§ Short exercise
Search the records for "have" and copy each line that holds it.

§ Listing
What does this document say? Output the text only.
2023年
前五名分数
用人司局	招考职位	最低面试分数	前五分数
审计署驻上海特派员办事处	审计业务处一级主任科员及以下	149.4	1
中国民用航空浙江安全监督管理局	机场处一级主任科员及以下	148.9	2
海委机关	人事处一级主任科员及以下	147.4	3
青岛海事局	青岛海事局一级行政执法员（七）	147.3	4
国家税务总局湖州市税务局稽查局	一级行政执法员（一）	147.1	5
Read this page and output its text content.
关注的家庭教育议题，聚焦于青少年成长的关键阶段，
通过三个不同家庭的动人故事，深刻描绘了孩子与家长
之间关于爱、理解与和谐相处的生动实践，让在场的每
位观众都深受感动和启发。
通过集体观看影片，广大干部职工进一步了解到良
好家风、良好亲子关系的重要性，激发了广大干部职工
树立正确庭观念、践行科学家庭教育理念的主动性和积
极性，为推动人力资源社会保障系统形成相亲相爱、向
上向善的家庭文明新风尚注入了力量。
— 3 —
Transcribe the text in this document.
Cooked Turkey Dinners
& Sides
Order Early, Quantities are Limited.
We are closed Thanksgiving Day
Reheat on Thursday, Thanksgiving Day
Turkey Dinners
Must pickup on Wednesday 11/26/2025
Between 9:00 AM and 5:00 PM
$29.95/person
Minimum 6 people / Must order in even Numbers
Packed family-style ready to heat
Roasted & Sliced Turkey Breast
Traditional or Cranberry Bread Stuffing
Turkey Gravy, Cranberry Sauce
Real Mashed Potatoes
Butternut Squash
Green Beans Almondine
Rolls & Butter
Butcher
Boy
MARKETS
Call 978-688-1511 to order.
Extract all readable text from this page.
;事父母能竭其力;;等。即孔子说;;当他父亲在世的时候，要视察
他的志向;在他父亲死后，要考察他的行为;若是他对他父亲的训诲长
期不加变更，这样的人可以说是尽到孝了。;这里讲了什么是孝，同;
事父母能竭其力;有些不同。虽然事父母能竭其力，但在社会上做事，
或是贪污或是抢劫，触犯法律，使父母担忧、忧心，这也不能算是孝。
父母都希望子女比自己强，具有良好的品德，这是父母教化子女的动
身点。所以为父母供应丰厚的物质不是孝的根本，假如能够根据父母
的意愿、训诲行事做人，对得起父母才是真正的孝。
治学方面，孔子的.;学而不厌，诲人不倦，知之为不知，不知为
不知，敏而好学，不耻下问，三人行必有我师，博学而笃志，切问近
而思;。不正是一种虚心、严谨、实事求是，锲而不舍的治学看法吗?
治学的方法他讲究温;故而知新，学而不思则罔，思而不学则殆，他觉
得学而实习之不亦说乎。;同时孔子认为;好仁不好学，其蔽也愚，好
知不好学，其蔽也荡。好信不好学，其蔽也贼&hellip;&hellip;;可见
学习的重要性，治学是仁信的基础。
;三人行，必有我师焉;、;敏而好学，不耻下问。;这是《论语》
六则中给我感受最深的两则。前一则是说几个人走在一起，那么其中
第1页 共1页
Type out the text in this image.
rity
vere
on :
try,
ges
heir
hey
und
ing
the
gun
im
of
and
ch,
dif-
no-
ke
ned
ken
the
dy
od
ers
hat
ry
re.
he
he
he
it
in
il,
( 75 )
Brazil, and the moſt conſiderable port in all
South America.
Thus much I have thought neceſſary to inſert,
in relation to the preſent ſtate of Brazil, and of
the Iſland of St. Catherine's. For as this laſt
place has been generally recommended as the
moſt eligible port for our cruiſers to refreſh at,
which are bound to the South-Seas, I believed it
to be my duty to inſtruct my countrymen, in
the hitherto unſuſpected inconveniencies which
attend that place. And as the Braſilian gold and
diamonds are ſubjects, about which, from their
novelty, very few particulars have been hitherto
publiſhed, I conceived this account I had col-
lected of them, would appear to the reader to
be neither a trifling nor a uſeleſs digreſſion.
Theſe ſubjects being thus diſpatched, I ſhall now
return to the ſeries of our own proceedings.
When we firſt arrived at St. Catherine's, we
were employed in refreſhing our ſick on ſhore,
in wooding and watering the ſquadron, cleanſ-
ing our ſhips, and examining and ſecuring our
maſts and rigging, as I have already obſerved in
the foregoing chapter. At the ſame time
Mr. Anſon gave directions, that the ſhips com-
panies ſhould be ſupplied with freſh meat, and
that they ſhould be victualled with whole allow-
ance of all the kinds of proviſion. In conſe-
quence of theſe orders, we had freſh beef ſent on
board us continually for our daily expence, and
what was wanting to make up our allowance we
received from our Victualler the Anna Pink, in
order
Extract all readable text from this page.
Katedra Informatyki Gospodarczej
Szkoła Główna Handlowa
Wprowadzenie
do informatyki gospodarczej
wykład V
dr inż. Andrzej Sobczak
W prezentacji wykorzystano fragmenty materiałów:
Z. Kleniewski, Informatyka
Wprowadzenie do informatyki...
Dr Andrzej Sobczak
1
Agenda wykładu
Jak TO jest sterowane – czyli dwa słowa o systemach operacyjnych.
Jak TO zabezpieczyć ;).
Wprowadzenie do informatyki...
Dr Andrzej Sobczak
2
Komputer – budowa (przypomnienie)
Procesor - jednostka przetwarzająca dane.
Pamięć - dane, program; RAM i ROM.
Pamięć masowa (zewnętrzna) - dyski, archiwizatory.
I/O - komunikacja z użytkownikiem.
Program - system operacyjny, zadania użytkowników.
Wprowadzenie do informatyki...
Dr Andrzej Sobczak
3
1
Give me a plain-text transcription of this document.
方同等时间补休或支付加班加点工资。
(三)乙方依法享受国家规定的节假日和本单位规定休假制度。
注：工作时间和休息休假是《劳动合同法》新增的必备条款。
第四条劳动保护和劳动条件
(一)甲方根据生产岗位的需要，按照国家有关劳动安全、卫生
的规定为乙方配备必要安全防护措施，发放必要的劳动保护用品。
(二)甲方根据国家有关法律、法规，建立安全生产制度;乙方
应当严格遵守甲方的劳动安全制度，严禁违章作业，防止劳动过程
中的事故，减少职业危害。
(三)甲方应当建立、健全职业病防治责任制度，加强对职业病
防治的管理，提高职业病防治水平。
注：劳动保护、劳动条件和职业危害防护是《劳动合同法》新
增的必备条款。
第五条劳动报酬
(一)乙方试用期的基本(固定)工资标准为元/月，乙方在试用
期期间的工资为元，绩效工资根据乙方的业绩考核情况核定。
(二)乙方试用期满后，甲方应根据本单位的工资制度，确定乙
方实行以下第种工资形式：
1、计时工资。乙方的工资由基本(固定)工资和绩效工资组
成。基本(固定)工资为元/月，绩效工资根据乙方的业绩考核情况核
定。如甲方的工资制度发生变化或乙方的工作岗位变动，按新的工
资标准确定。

§ Result of this exercise
Thus much I have thought neceſſary to inſert,
novelty, very few particulars have been hitherto
maſts and rigging, as I have already obſerved in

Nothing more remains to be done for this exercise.